Task to carry out: Render every entry exactly as it appears.

(Collected data entries)
((
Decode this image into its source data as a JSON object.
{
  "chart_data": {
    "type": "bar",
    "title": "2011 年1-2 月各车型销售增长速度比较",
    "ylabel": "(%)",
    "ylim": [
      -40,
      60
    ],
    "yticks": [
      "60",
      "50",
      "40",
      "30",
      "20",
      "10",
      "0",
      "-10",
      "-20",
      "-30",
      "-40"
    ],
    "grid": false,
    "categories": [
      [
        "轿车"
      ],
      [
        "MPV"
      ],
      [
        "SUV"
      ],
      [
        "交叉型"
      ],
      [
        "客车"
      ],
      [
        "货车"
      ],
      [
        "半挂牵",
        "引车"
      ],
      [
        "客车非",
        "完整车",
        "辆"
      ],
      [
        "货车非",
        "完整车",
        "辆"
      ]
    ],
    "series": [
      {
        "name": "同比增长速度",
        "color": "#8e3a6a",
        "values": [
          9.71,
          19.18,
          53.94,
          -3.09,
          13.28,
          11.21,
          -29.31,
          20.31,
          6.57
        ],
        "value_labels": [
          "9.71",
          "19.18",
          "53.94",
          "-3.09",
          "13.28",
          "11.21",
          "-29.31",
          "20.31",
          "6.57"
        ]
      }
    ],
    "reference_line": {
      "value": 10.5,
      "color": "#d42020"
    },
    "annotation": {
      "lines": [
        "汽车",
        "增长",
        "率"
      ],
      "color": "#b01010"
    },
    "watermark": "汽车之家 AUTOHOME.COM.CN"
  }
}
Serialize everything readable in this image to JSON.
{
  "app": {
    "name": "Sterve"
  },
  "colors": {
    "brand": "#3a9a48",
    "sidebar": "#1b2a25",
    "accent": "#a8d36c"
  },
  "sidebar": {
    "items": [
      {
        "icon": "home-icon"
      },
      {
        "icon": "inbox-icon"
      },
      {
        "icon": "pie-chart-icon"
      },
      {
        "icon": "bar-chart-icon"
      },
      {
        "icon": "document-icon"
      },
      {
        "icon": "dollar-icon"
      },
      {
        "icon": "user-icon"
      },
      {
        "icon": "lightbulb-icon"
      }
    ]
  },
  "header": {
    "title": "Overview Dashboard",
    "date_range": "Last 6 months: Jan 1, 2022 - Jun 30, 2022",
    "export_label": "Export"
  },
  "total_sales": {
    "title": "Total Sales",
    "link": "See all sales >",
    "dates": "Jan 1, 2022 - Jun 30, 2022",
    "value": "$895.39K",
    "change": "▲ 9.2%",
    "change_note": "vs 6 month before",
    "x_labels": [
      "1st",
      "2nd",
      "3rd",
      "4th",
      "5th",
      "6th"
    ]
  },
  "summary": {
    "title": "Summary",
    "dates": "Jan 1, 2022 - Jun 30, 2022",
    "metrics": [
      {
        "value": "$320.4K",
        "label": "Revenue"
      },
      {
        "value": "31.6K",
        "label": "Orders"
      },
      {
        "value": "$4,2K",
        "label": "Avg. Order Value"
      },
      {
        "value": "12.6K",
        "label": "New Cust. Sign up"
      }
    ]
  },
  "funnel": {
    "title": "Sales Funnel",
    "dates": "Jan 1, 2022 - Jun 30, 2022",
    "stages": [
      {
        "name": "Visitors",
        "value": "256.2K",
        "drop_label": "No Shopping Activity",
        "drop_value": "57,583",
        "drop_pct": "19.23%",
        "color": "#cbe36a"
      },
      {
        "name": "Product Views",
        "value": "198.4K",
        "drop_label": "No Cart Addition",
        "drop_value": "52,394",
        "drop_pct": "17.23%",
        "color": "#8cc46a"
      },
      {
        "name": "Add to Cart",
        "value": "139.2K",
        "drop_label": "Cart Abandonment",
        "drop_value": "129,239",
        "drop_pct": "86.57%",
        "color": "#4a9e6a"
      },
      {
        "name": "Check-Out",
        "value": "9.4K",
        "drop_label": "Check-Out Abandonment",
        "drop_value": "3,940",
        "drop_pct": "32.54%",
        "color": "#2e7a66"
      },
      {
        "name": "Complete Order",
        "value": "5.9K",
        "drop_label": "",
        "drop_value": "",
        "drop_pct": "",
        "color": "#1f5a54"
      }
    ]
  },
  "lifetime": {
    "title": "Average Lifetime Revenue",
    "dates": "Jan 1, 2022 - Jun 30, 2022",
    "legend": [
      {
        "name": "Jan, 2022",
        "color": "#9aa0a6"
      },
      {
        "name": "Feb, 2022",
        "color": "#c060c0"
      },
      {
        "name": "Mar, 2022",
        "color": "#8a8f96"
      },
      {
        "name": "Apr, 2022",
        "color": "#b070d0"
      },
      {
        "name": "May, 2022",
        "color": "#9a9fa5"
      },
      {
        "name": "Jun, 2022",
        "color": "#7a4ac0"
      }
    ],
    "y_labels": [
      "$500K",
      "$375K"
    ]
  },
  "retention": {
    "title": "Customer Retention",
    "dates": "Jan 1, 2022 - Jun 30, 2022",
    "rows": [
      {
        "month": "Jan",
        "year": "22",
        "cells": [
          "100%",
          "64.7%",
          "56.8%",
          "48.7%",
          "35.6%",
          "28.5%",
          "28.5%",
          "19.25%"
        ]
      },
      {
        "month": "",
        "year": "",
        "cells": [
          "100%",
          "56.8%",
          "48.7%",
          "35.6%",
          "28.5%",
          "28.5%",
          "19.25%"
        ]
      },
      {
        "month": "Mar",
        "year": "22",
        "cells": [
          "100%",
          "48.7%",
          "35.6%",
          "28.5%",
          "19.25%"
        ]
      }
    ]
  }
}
))
The result:
Decode this image into its source data as a JSON object.
{
  "chart_data": {
    "type": "bar",
    "title": "2011 年1-2 月各车型销售增长速度比较",
    "ylabel": "(%)",
    "ylim": [
      -40,
      60
    ],
    "yticks": [
      "60",
      "50",
      "40",
      "30",
      "20",
      "10",
      "0",
      "-10",
      "-20",
      "-30",
      "-40"
    ],
    "grid": false,
    "categories": [
      [
        "轿车"
      ],
      [
        "MPV"
      ],
      [
        "SUV"
      ],
      [
        "交叉型"
      ],
      [
        "客车"
      ],
      [
        "货车"
      ],
      [
        "半挂牵",
        "引车"
      ],
      [
        "客车非",
        "完整车",
        "辆"
      ],
      [
        "货车非",
        "完整车",
        "辆"
      ]
    ],
    "series": [
      {
        "name": "同比增长速度",
        "color": "#8e3a6a",
        "values": [
          9.71,
          19.18,
          53.94,
          -3.09,
          13.28,
          11.21,
          -29.31,
          20.31,
          6.57
        ],
        "value_labels": [
          "9.71",
          "19.18",
          "53.94",
          "-3.09",
          "13.28",
          "11.21",
          "-29.31",
          "20.31",
          "6.57"
        ]
      }
    ],
    "reference_line": {
      "value": 10.5,
      "color": "#d42020"
    },
    "annotation": {
      "lines": [
        "汽车",
        "增长",
        "率"
      ],
      "color": "#b01010"
    },
    "watermark": "汽车之家 AUTOHOME.COM.CN"
  }
}
Serialize everything readable in this image to JSON.
{
  "app": {
    "name": "Sterve"
  },
  "colors": {
    "brand": "#3a9a48",
    "sidebar": "#1b2a25",
    "accent": "#a8d36c"
  },
  "sidebar": {
    "items": [
      {
        "icon": "home-icon"
      },
      {
        "icon": "inbox-icon"
      },
      {
        "icon": "pie-chart-icon"
      },
      {
        "icon": "bar-chart-icon"
      },
      {
        "icon": "document-icon"
      },
      {
        "icon": "dollar-icon"
      },
      {
        "icon": "user-icon"
      },
      {
        "icon": "lightbulb-icon"
      }
    ]
  },
  "header": {
    "title": "Overview Dashboard",
    "date_range": "Last 6 months: Jan 1, 2022 - Jun 30, 2022",
    "export_label": "Export"
  },
  "total_sales": {
    "title": "Total Sales",
    "link": "See all sales >",
    "dates": "Jan 1, 2022 - Jun 30, 2022",
    "value": "$895.39K",
    "change": "▲ 9.2%",
    "change_note": "vs 6 month before",
    "x_labels": [
      "1st",
      "2nd",
      "3rd",
      "4th",
      "5th",
      "6th"
    ]
  },
  "summary": {
    "title": "Summary",
    "dates": "Jan 1, 2022 - Jun 30, 2022",
    "metrics": [
      {
        "value": "$320.4K",
        "label": "Revenue"
      },
      {
        "value": "31.6K",
        "label": "Orders"
      },
      {
        "value": "$4,2K",
        "label": "Avg. Order Value"
      },
      {
        "value": "12.6K",
        "label": "New Cust. Sign up"
      }
    ]
  },
  "funnel": {
    "title": "Sales Funnel",
    "dates": "Jan 1, 2022 - Jun 30, 2022",
    "stages": [
      {
        "name": "Visitors",
        "value": "256.2K",
        "drop_label": "No Shopping Activity",
        "drop_value": "57,583",
        "drop_pct": "19.23%",
        "color": "#cbe36a"
      },
      {
        "name": "Product Views",
        "value": "198.4K",
        "drop_label": "No Cart Addition",
        "drop_value": "52,394",
        "drop_pct": "17.23%",
        "color": "#8cc46a"
      },
      {
        "name": "Add to Cart",
        "value": "139.2K",
        "drop_label": "Cart Abandonment",
        "drop_value": "129,239",
        "drop_pct": "86.57%",
        "color": "#4a9e6a"
      },
      {
        "name": "Check-Out",
        "value": "9.4K",
        "drop_label": "Check-Out Abandonment",
        "drop_value": "3,940",
        "drop_pct": "32.54%",
        "color": "#2e7a66"
      },
      {
        "name": "Complete Order",
        "value": "5.9K",
        "drop_label": "",
        "drop_value": "",
        "drop_pct": "",
        "color": "#1f5a54"
      }
    ]
  },
  "lifetime": {
    "title": "Average Lifetime Revenue",
    "dates": "Jan 1, 2022 - Jun 30, 2022",
    "legend": [
      {
        "name": "Jan, 2022",
        "color": "#9aa0a6"
      },
      {
        "name": "Feb, 2022",
        "color": "#c060c0"
      },
      {
        "name": "Mar, 2022",
        "color": "#8a8f96"
      },
      {
        "name": "Apr, 2022",
        "color": "#b070d0"
      },
      {
        "name": "May, 2022",
        "color": "#9a9fa5"
      },
      {
        "name": "Jun, 2022",
        "color": "#7a4ac0"
      }
    ],
    "y_labels": [
      "$500K",
      "$375K"
    ]
  },
  "retention": {
    "title": "Customer Retention",
    "dates": "Jan 1, 2022 - Jun 30, 2022",
    "rows": [
      {
        "month": "Jan",
        "year": "22",
        "cells": [
          "100%",
          "64.7%",
          "56.8%",
          "48.7%",
          "35.6%",
          "28.5%",
          "28.5%",
          "19.25%"
        ]
      },
      {
        "month": "",
        "year": "",
        "cells": [
          "100%",
          "56.8%",
          "48.7%",
          "35.6%",
          "28.5%",
          "28.5%",
          "19.25%"
        ]
      },
      {
        "month": "Mar",
        "year": "22",
        "cells": [
          "100%",
          "48.7%",
          "35.6%",
          "28.5%",
          "19.25%"
        ]
      }
    ]
  }
}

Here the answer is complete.